**Set problem**
Emit the entire listing verbatim.

**Task input**

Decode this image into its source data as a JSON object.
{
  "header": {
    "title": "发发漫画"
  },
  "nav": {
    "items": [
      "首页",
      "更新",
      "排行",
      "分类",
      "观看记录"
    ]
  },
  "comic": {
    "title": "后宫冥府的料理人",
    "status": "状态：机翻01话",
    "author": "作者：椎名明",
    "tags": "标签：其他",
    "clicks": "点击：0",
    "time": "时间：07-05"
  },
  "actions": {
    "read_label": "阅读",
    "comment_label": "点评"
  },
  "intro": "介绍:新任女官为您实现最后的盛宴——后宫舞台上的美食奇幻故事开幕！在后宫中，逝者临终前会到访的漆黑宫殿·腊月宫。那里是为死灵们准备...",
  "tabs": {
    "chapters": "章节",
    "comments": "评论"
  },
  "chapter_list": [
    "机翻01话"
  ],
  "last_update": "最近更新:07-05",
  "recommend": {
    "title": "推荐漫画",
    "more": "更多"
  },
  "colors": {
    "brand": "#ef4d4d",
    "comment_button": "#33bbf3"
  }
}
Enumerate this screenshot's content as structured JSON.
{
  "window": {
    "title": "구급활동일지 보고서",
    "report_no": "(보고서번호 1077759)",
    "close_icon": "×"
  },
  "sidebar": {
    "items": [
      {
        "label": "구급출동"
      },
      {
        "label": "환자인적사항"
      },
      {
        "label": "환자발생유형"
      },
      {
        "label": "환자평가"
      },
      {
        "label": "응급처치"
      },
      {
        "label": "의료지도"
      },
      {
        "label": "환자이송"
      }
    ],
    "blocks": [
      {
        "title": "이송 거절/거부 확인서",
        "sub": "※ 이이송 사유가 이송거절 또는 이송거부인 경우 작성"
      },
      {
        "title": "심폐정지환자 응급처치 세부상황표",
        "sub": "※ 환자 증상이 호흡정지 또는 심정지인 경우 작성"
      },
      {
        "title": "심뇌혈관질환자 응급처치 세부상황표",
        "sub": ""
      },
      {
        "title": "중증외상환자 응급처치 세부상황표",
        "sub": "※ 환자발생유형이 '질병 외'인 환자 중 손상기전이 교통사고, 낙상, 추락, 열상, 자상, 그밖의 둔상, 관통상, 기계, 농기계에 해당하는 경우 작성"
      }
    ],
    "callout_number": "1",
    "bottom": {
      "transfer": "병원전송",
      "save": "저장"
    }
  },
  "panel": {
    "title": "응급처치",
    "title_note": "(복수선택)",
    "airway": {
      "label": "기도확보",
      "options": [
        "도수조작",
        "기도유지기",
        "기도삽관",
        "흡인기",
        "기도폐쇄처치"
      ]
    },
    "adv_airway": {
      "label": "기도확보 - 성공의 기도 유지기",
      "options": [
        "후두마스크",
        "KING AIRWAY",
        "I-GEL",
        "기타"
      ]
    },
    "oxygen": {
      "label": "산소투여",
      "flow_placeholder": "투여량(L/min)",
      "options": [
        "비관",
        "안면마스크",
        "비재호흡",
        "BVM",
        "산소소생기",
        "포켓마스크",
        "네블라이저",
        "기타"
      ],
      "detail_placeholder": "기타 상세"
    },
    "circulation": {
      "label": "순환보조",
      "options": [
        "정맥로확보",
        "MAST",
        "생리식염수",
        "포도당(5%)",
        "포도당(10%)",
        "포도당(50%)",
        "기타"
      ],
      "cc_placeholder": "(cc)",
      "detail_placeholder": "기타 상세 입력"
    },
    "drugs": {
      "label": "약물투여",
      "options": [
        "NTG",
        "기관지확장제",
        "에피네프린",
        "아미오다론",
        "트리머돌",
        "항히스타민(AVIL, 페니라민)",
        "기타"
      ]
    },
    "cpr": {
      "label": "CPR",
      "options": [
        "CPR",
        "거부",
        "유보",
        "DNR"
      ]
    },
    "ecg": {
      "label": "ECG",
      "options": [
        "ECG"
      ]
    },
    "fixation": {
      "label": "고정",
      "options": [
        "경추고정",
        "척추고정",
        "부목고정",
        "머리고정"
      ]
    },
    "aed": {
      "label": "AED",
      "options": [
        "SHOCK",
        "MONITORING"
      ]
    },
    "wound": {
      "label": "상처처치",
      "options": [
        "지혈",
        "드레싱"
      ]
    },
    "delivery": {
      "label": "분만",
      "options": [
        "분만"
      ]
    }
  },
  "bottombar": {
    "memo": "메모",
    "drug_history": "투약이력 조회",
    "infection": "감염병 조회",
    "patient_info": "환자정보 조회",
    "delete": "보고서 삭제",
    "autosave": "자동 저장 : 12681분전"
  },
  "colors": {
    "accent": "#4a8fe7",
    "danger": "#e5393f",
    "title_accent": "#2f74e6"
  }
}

**Final result**
Decode this image into its source data as a JSON object.
{
  "header": {
    "title": "发发漫画"
  },
  "nav": {
    "items": [
      "首页",
      "更新",
      "排行",
      "分类",
      "观看记录"
    ]
  },
  "comic": {
    "title": "后宫冥府的料理人",
    "status": "状态：机翻01话",
    "author": "作者：椎名明",
    "tags": "标签：其他",
    "clicks": "点击：0",
    "time": "时间：07-05"
  },
  "actions": {
    "read_label": "阅读",
    "comment_label": "点评"
  },
  "intro": "介绍:新任女官为您实现最后的盛宴——后宫舞台上的美食奇幻故事开幕！在后宫中，逝者临终前会到访的漆黑宫殿·腊月宫。那里是为死灵们准备...",
  "tabs": {
    "chapters": "章节",
    "comments": "评论"
  },
  "chapter_list": [
    "机翻01话"
  ],
  "last_update": "最近更新:07-05",
  "recommend": {
    "title": "推荐漫画",
    "more": "更多"
  },
  "colors": {
    "brand": "#ef4d4d",
    "comment_button": "#33bbf3"
  }
}
Enumerate this screenshot's content as structured JSON.
{
  "window": {
    "title": "구급활동일지 보고서",
    "report_no": "(보고서번호 1077759)",
    "close_icon": "×"
  },
  "sidebar": {
    "items": [
      {
        "label": "구급출동"
      },
      {
        "label": "환자인적사항"
      },
      {
        "label": "환자발생유형"
      },
      {
        "label": "환자평가"
      },
      {
        "label": "응급처치"
      },
      {
        "label": "의료지도"
      },
      {
        "label": "환자이송"
      }
    ],
    "blocks": [
      {
        "title": "이송 거절/거부 확인서",
        "sub": "※ 이이송 사유가 이송거절 또는 이송거부인 경우 작성"
      },
      {
        "title": "심폐정지환자 응급처치 세부상황표",
        "sub": "※ 환자 증상이 호흡정지 또는 심정지인 경우 작성"
      },
      {
        "title": "심뇌혈관질환자 응급처치 세부상황표",
        "sub": ""
      },
      {
        "title": "중증외상환자 응급처치 세부상황표",
        "sub": "※ 환자발생유형이 '질병 외'인 환자 중 손상기전이 교통사고, 낙상, 추락, 열상, 자상, 그밖의 둔상, 관통상, 기계, 농기계에 해당하는 경우 작성"
      }
    ],
    "callout_number": "1",
    "bottom": {
      "transfer": "병원전송",
      "save": "저장"
    }
  },
  "panel": {
    "title": "응급처치",
    "title_note": "(복수선택)",
    "airway": {
      "label": "기도확보",
      "options": [
        "도수조작",
        "기도유지기",
        "기도삽관",
        "흡인기",
        "기도폐쇄처치"
      ]
    },
    "adv_airway": {
      "label": "기도확보 - 성공의 기도 유지기",
      "options": [
        "후두마스크",
        "KING AIRWAY",
        "I-GEL",
        "기타"
      ]
    },
    "oxygen": {
      "label": "산소투여",
      "flow_placeholder": "투여량(L/min)",
      "options": [
        "비관",
        "안면마스크",
        "비재호흡",
        "BVM",
        "산소소생기",
        "포켓마스크",
        "네블라이저",
        "기타"
      ],
      "detail_placeholder": "기타 상세"
    },
    "circulation": {
      "label": "순환보조",
      "options": [
        "정맥로확보",
        "MAST",
        "생리식염수",
        "포도당(5%)",
        "포도당(10%)",
        "포도당(50%)",
        "기타"
      ],
      "cc_placeholder": "(cc)",
      "detail_placeholder": "기타 상세 입력"
    },
    "drugs": {
      "label": "약물투여",
      "options": [
        "NTG",
        "기관지확장제",
        "에피네프린",
        "아미오다론",
        "트리머돌",
        "항히스타민(AVIL, 페니라민)",
        "기타"
      ]
    },
    "cpr": {
      "label": "CPR",
      "options": [
        "CPR",
        "거부",
        "유보",
        "DNR"
      ]
    },
    "ecg": {
      "label": "ECG",
      "options": [
        "ECG"
      ]
    },
    "fixation": {
      "label": "고정",
      "options": [
        "경추고정",
        "척추고정",
        "부목고정",
        "머리고정"
      ]
    },
    "aed": {
      "label": "AED",
      "options": [
        "SHOCK",
        "MONITORING"
      ]
    },
    "wound": {
      "label": "상처처치",
      "options": [
        "지혈",
        "드레싱"
      ]
    },
    "delivery": {
      "label": "분만",
      "options": [
        "분만"
      ]
    }
  },
  "bottombar": {
    "memo": "메모",
    "drug_history": "투약이력 조회",
    "infection": "감염병 조회",
    "patient_info": "환자정보 조회",
    "delete": "보고서 삭제",
    "autosave": "자동 저장 : 12681분전"
  },
  "colors": {
    "accent": "#4a8fe7",
    "danger": "#e5393f",
    "title_accent": "#2f74e6"
  }
}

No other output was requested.